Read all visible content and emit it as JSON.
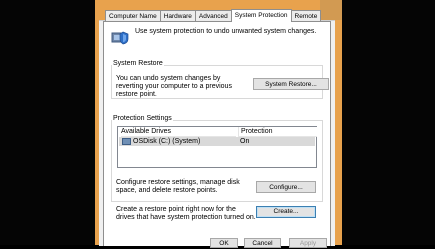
{
  "tabs": [
    "Computer Name",
    "Hardware",
    "Advanced",
    "System Protection",
    "Remote"
  ],
  "active_tab": "System Protection",
  "intro_text": "Use system protection to undo unwanted system changes.",
  "system_restore": {
    "group_label": "System Restore",
    "description": "You can undo system changes by reverting your computer to a previous restore point.",
    "button_label": "System Restore..."
  },
  "protection_settings": {
    "group_label": "Protection Settings",
    "columns": [
      "Available Drives",
      "Protection"
    ],
    "rows": [
      {
        "drive": "OSDisk (C:) (System)",
        "protection": "On"
      }
    ],
    "configure_text": "Configure restore settings, manage disk space, and delete restore points.",
    "configure_button": "Configure...",
    "create_text": "Create a restore point right now for the drives that have system protection turned on.",
    "create_button": "Create..."
  },
  "footer": {
    "ok": "OK",
    "cancel": "Cancel",
    "apply": "Apply"
  },
  "colors": {
    "frame": "#e8a24d",
    "selected_row": "#d9d9d9",
    "button_focus": "#3c7fb1"
  }
}
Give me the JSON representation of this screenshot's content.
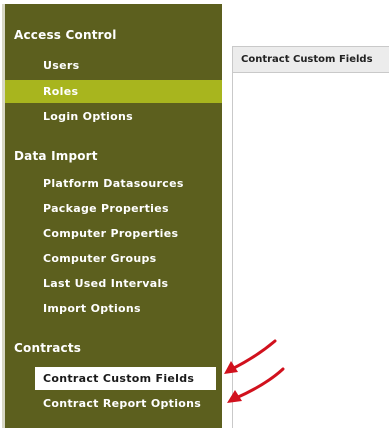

+++

The problem:
Repeat the data above exactly, but not the pictures.

Full answer:
Read all visible content and emit it as JSON.
{
  "tabs": [
    "Computer Name",
    "Hardware",
    "Advanced",
    "System Protection",
    "Remote"
  ],
  "active_tab": "System Protection",
  "intro_text": "Use system protection to undo unwanted system changes.",
  "system_restore": {
    "group_label": "System Restore",
    "description": "You can undo system changes by reverting your computer to a previous restore point.",
    "button_label": "System Restore..."
  },
  "protection_settings": {
    "group_label": "Protection Settings",
    "columns": [
      "Available Drives",
      "Protection"
    ],
    "rows": [
      {
        "drive": "OSDisk (C:) (System)",
        "protection": "On"
      }
    ],
    "configure_text": "Configure restore settings, manage disk space, and delete restore points.",
    "configure_button": "Configure...",
    "create_text": "Create a restore point right now for the drives that have system protection turned on.",
    "create_button": "Create..."
  },
  "footer": {
    "ok": "OK",
    "cancel": "Cancel",
    "apply": "Apply"
  },
  "colors": {
    "frame": "#e8a24d",
    "selected_row": "#d9d9d9",
    "button_focus": "#3c7fb1"
  }
}
Give me the JSON representation of this screenshot's content.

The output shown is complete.